## EXERCISE REQUIREMENTS
Set down every entry word for word. Omit the pictures.

======

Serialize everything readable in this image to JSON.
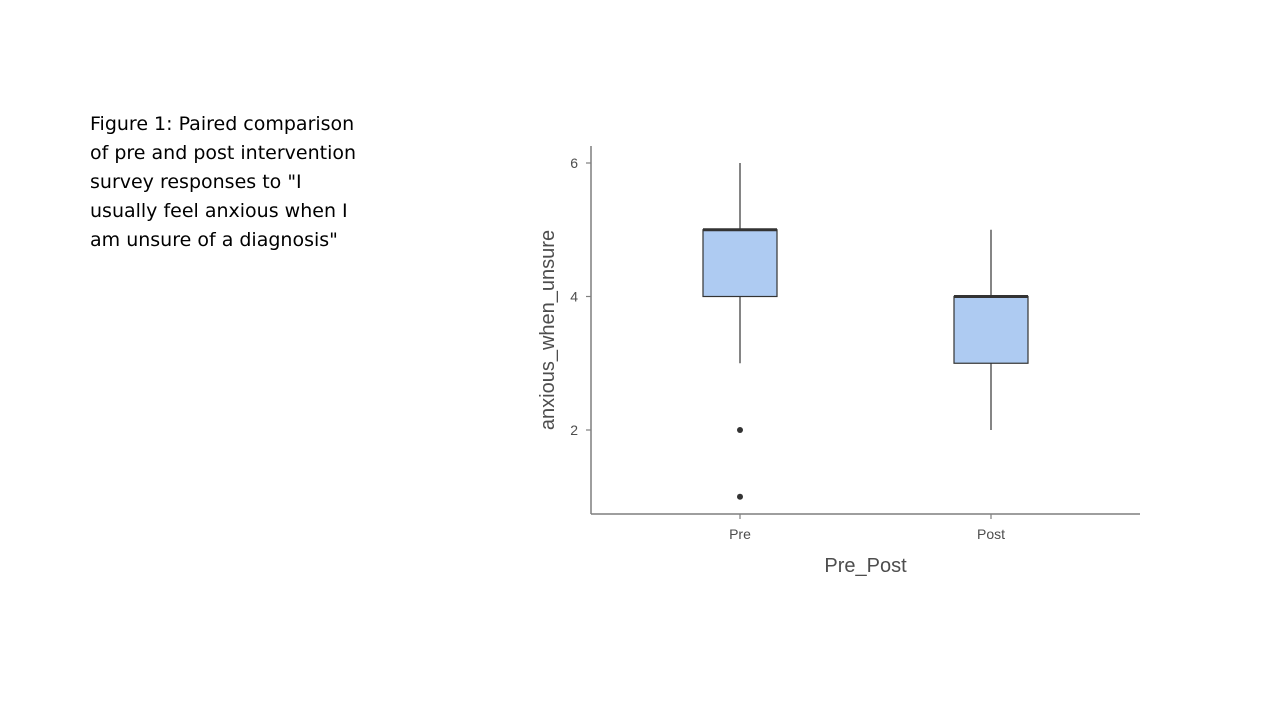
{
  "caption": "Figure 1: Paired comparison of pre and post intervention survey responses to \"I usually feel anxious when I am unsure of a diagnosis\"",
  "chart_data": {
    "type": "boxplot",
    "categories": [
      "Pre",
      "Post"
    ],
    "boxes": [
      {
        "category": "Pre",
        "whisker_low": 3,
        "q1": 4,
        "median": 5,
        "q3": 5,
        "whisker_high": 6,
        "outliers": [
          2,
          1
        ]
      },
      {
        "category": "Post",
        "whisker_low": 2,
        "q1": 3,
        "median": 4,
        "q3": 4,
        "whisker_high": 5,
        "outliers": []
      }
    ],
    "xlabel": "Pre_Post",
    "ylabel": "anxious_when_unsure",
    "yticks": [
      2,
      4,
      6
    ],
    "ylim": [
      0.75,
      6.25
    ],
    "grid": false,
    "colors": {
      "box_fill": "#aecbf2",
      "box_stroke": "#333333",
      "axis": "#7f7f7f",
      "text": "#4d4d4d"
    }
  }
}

======

## RESPONSE FOR THIS EXERCISE
Serialize everything readable in this image to JSON.
{
  "caption": "Figure 1: Paired comparison of pre and post intervention survey responses to \"I usually feel anxious when I am unsure of a diagnosis\"",
  "chart_data": {
    "type": "boxplot",
    "categories": [
      "Pre",
      "Post"
    ],
    "boxes": [
      {
        "category": "Pre",
        "whisker_low": 3,
        "q1": 4,
        "median": 5,
        "q3": 5,
        "whisker_high": 6,
        "outliers": [
          2,
          1
        ]
      },
      {
        "category": "Post",
        "whisker_low": 2,
        "q1": 3,
        "median": 4,
        "q3": 4,
        "whisker_high": 5,
        "outliers": []
      }
    ],
    "xlabel": "Pre_Post",
    "ylabel": "anxious_when_unsure",
    "yticks": [
      2,
      4,
      6
    ],
    "ylim": [
      0.75,
      6.25
    ],
    "grid": false,
    "colors": {
      "box_fill": "#aecbf2",
      "box_stroke": "#333333",
      "axis": "#7f7f7f",
      "text": "#4d4d4d"
    }
  }
}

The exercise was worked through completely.